**To be done:**
Return the lines of the entries below word for word, starting at the line containing "svg-text:5.5: 5.5 — [48, 242, 62, 253]" and ending at the line containing "svg-text:8.0: 8.0 — [48, 170, 62, 181]", both included.

[Element position data]
========================================================================
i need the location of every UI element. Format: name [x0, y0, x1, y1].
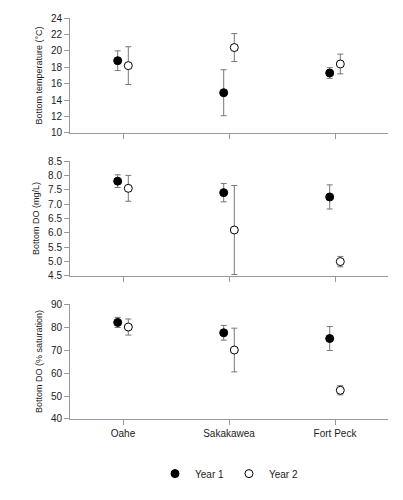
svg-text:5.5: 5.5 — [48, 242, 62, 253]
svg-text:Bottom DO (mg/L): Bottom DO (mg/L) — [31, 182, 41, 255]
svg-text:12: 12 — [51, 111, 63, 122]
svg-text:Bottom temperature (°C): Bottom temperature (°C) — [34, 26, 44, 124]
svg-text:Bottom DO (% saturation): Bottom DO (% saturation) — [34, 310, 44, 413]
svg-text:6.5: 6.5 — [48, 213, 62, 224]
svg-text:90: 90 — [51, 299, 63, 310]
svg-text:20: 20 — [51, 45, 63, 56]
svg-text:Sakakawea: Sakakawea — [203, 428, 255, 439]
svg-text:8.0: 8.0 — [48, 170, 62, 181]
svg-text:16: 16 — [51, 78, 63, 89]
svg-text:Oahe: Oahe — [111, 428, 136, 439]
svg-text:60: 60 — [51, 368, 63, 379]
svg-text:70: 70 — [51, 345, 63, 356]
svg-text:7.5: 7.5 — [48, 184, 62, 195]
svg-text:80: 80 — [51, 322, 63, 333]
svg-text:7.0: 7.0 — [48, 199, 62, 210]
svg-text:18: 18 — [51, 62, 63, 73]
svg-text:Year 1: Year 1 — [195, 469, 224, 480]
svg-text:6.0: 6.0 — [48, 227, 62, 238]
svg-text:Fort Peck: Fort Peck — [314, 428, 358, 439]
svg-text:14: 14 — [51, 95, 63, 106]
svg-text:4.5: 4.5 — [48, 270, 62, 281]
svg-text:22: 22 — [51, 29, 63, 40]
svg-text:Year 2: Year 2 — [269, 469, 298, 480]
svg-text:5.0: 5.0 — [48, 256, 62, 267]
svg-text:8.5: 8.5 — [48, 156, 62, 167]
svg-text:24: 24 — [51, 13, 63, 24]
svg-text:50: 50 — [51, 391, 63, 402]
svg-text:40: 40 — [51, 413, 63, 424]
svg-text:10: 10 — [51, 127, 63, 138]
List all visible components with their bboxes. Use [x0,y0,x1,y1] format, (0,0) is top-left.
========================================================================
**Solution for this problem:**
svg-text:5.5: 5.5 — [48, 242, 62, 253]
svg-text:Bottom DO (mg/L): Bottom DO (mg/L) — [31, 182, 41, 255]
svg-text:12: 12 — [51, 111, 63, 122]
svg-text:Bottom temperature (°C): Bottom temperature (°C) — [34, 26, 44, 124]
svg-text:Bottom DO (% saturation): Bottom DO (% saturation) — [34, 310, 44, 413]
svg-text:6.5: 6.5 — [48, 213, 62, 224]
svg-text:90: 90 — [51, 299, 63, 310]
svg-text:20: 20 — [51, 45, 63, 56]
svg-text:Sakakawea: Sakakawea — [203, 428, 255, 439]
svg-text:8.0: 8.0 — [48, 170, 62, 181]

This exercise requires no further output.